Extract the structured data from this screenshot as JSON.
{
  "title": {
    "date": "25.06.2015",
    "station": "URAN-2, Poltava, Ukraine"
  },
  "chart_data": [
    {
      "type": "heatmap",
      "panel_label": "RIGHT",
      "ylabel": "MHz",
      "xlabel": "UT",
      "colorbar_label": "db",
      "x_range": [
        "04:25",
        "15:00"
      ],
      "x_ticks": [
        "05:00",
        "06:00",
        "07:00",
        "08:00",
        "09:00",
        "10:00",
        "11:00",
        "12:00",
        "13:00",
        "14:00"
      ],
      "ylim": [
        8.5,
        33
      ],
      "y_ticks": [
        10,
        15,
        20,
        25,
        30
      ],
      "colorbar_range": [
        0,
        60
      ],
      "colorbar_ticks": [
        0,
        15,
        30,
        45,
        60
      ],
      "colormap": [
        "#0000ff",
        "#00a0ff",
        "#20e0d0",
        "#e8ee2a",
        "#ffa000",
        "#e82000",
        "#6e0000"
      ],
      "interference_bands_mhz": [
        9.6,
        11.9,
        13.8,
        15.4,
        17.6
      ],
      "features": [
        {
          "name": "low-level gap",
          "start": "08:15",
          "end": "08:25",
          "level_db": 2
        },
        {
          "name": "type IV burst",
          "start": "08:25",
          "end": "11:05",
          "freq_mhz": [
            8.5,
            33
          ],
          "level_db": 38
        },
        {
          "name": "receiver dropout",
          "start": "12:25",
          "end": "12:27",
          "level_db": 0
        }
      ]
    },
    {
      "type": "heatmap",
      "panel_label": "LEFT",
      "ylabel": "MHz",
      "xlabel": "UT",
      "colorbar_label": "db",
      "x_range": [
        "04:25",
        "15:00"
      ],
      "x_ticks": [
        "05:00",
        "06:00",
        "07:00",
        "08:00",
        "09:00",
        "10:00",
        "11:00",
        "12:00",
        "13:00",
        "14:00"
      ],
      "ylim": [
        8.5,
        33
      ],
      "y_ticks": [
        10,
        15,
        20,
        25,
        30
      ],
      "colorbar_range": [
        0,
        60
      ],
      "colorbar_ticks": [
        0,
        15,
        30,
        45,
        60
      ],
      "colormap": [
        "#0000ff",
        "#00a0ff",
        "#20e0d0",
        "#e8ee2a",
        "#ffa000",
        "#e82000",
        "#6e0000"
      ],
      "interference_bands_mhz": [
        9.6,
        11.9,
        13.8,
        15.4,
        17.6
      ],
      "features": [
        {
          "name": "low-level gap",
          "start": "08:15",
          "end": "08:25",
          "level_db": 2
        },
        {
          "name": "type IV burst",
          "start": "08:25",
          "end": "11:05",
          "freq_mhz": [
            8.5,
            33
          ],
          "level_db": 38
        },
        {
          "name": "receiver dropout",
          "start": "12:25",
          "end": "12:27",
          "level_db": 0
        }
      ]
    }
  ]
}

______________________________

* **TASK DETAILS**
Retype the listing exactly, in full.

* **RESPONSE**
Extract the structured data from this screenshot as JSON.
{
  "title": {
    "date": "25.06.2015",
    "station": "URAN-2, Poltava, Ukraine"
  },
  "chart_data": [
    {
      "type": "heatmap",
      "panel_label": "RIGHT",
      "ylabel": "MHz",
      "xlabel": "UT",
      "colorbar_label": "db",
      "x_range": [
        "04:25",
        "15:00"
      ],
      "x_ticks": [
        "05:00",
        "06:00",
        "07:00",
        "08:00",
        "09:00",
        "10:00",
        "11:00",
        "12:00",
        "13:00",
        "14:00"
      ],
      "ylim": [
        8.5,
        33
      ],
      "y_ticks": [
        10,
        15,
        20,
        25,
        30
      ],
      "colorbar_range": [
        0,
        60
      ],
      "colorbar_ticks": [
        0,
        15,
        30,
        45,
        60
      ],
      "colormap": [
        "#0000ff",
        "#00a0ff",
        "#20e0d0",
        "#e8ee2a",
        "#ffa000",
        "#e82000",
        "#6e0000"
      ],
      "interference_bands_mhz": [
        9.6,
        11.9,
        13.8,
        15.4,
        17.6
      ],
      "features": [
        {
          "name": "low-level gap",
          "start": "08:15",
          "end": "08:25",
          "level_db": 2
        },
        {
          "name": "type IV burst",
          "start": "08:25",
          "end": "11:05",
          "freq_mhz": [
            8.5,
            33
          ],
          "level_db": 38
        },
        {
          "name": "receiver dropout",
          "start": "12:25",
          "end": "12:27",
          "level_db": 0
        }
      ]
    },
    {
      "type": "heatmap",
      "panel_label": "LEFT",
      "ylabel": "MHz",
      "xlabel": "UT",
      "colorbar_label": "db",
      "x_range": [
        "04:25",
        "15:00"
      ],
      "x_ticks": [
        "05:00",
        "06:00",
        "07:00",
        "08:00",
        "09:00",
        "10:00",
        "11:00",
        "12:00",
        "13:00",
        "14:00"
      ],
      "ylim": [
        8.5,
        33
      ],
      "y_ticks": [
        10,
        15,
        20,
        25,
        30
      ],
      "colorbar_range": [
        0,
        60
      ],
      "colorbar_ticks": [
        0,
        15,
        30,
        45,
        60
      ],
      "colormap": [
        "#0000ff",
        "#00a0ff",
        "#20e0d0",
        "#e8ee2a",
        "#ffa000",
        "#e82000",
        "#6e0000"
      ],
      "interference_bands_mhz": [
        9.6,
        11.9,
        13.8,
        15.4,
        17.6
      ],
      "features": [
        {
          "name": "low-level gap",
          "start": "08:15",
          "end": "08:25",
          "level_db": 2
        },
        {
          "name": "type IV burst",
          "start": "08:25",
          "end": "11:05",
          "freq_mhz": [
            8.5,
            33
          ],
          "level_db": 38
        },
        {
          "name": "receiver dropout",
          "start": "12:25",
          "end": "12:27",
          "level_db": 0
        }
      ]
    }
  ]
}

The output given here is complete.